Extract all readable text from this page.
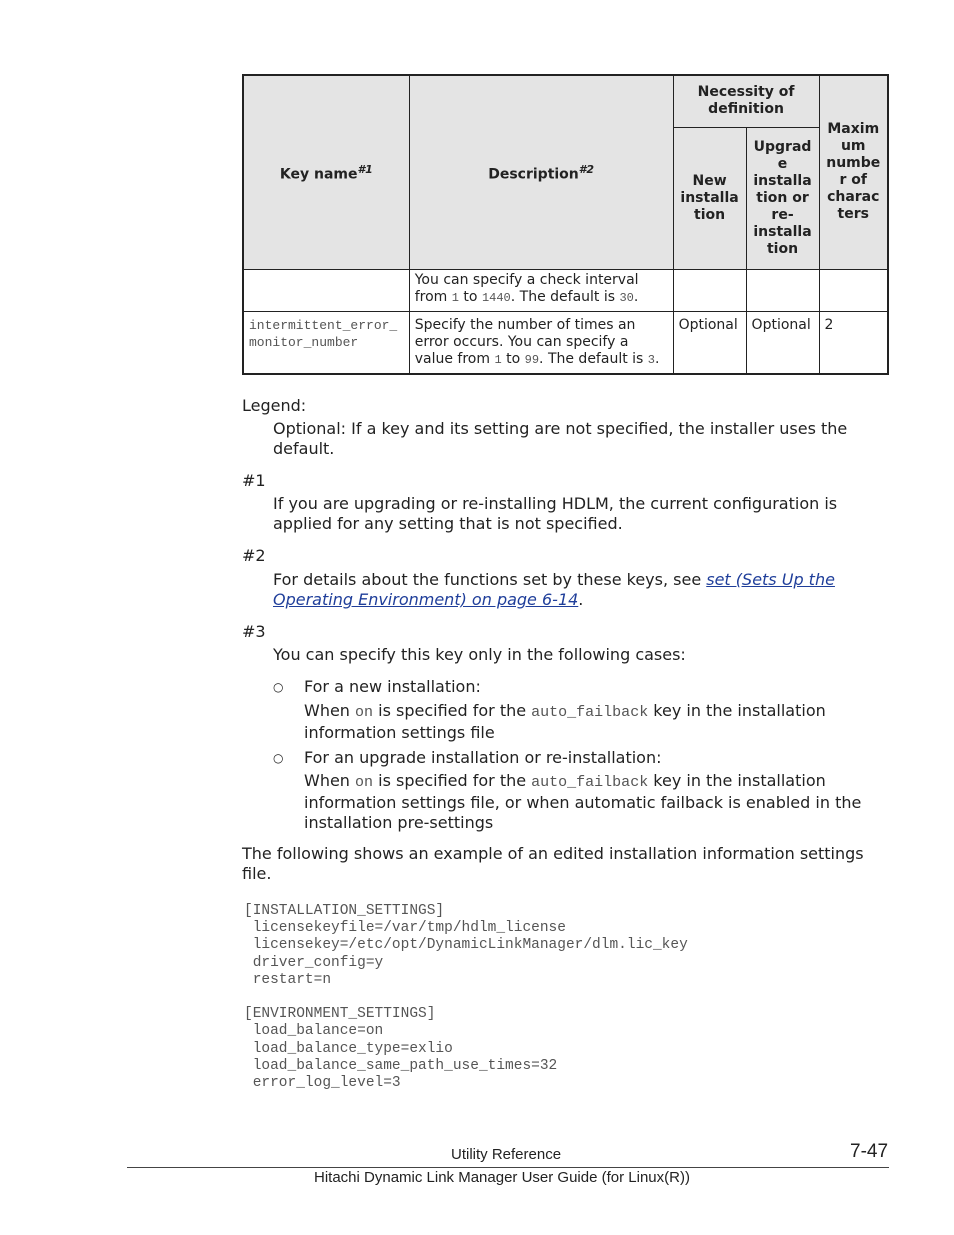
Key name$^{\#1}$	Description$^{\#2}$	Necessity of definition		Maxim um numbe r of charac ters
		New installa tion	Upgrad e installa tion or re- installa tion	
	You can specify a check interval from 1 to 1440. The default is 30.			
intermittent_error_monitor_number	Specify the number of times an error occurs. You can specify a value from 1 to 99. The default is 3.	Optional	Optional	2
Legend:
Optional: If a key and its setting are not specified, the installer uses the default.
#1
If you are upgrading or re-installing HDLM, the current configuration is applied for any setting that is not specified.
#2
For details about the functions set by these keys, see set (Sets Up the Operating Environment) on page 6-14.
#3
You can specify this key only in the following cases:
○ For a new installation:
When on is specified for the auto_failback key in the installation information settings file
○ For an upgrade installation or re-installation:
When on is specified for the auto_failback key in the installation information settings file, or when automatic failback is enabled in the installation pre-settings
The following shows an example of an edited installation information settings file.
[INSTALLATION_SETTINGS]
licensekeyfile=/var/tmp/hdlm_license
licensekey=/etc/opt/DynamicLinkManager/dlm.lic_key
driver_config=y
restart=n

[ENVIRONMENT_SETTINGS]
load_balance=on
load_balance_type=exlio
load_balance_same_path_use_times=32
error_log_level=3
Utility Reference	7-47
Hitachi Dynamic Link Manager User Guide (for Linux(R))
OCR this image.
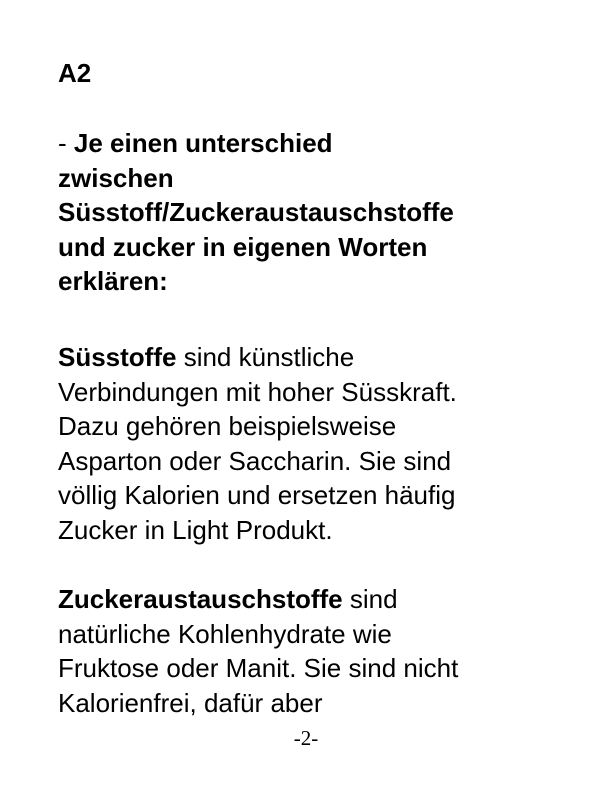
A2

- Je einen unterschied
zwischen
Süsstoff/Zuckeraustauschstoffe
und zucker in eigenen Worten
erklären:

Süsstoffe sind künstliche
Verbindungen mit hoher Süsskraft.
Dazu gehören beispielsweise
Asparton oder Saccharin. Sie sind
völlig Kalorien und ersetzen häufig
Zucker in Light Produkt.

Zuckeraustauschstoffe sind
natürliche Kohlenhydrate wie
Fruktose oder Manit. Sie sind nicht
Kalorienfrei, dafür aber

-2-
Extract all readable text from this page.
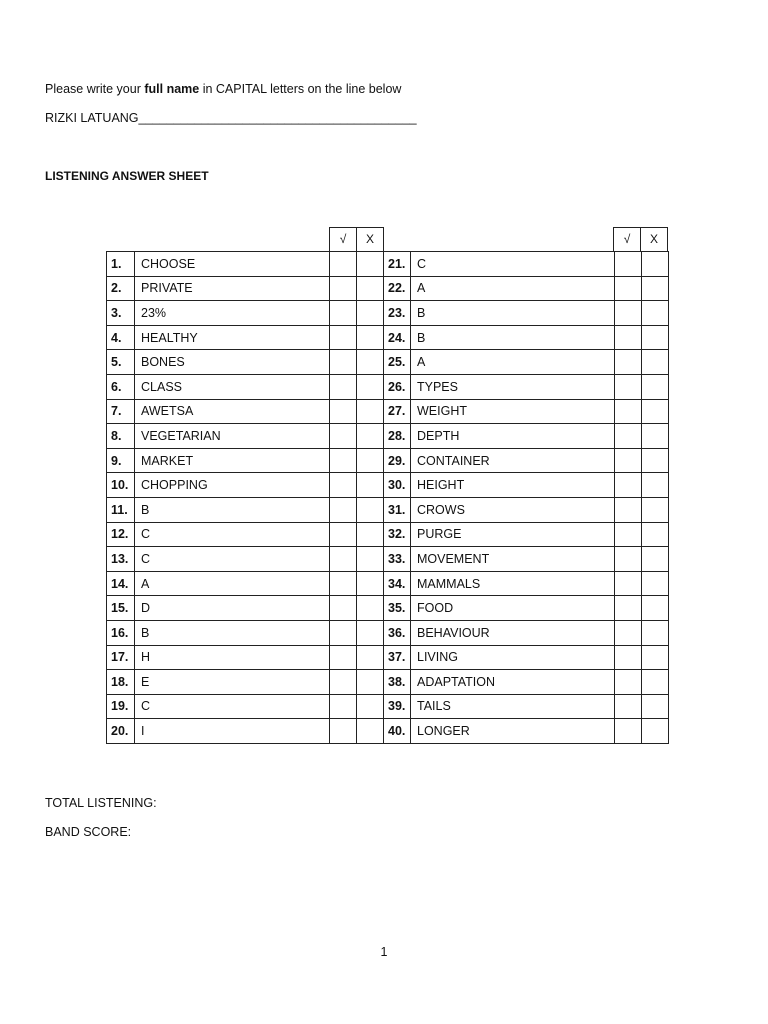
Please write your full name in CAPITAL letters on the line below
RIZKI LATUANG________________________________________
LISTENING ANSWER SHEET
√	X	√	X
1.	CHOOSE			21.	C		
2.	PRIVATE			22.	A		
3.	23%			23.	B		
4.	HEALTHY			24.	B		
5.	BONES			25.	A		
6.	CLASS			26.	TYPES		
7.	AWETSA			27.	WEIGHT		
8.	VEGETARIAN			28.	DEPTH		
9.	MARKET			29.	CONTAINER		
10.	CHOPPING			30.	HEIGHT		
11.	B			31.	CROWS		
12.	C			32.	PURGE		
13.	C			33.	MOVEMENT		
14.	A			34.	MAMMALS		
15.	D			35.	FOOD		
16.	B			36.	BEHAVIOUR		
17.	H			37.	LIVING		
18.	E			38.	ADAPTATION		
19.	C			39.	TAILS		
20.	I			40.	LONGER		
TOTAL LISTENING:
BAND SCORE:
1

=== Written task ===
Pull out all lines from the entries above in which the word "name" appears.

=== In response ===
Key name$^{\#1}$	Description$^{\#2}$	Necessity of definition		Maxim um numbe r of charac ters
Please write your full name in CAPITAL letters on the line below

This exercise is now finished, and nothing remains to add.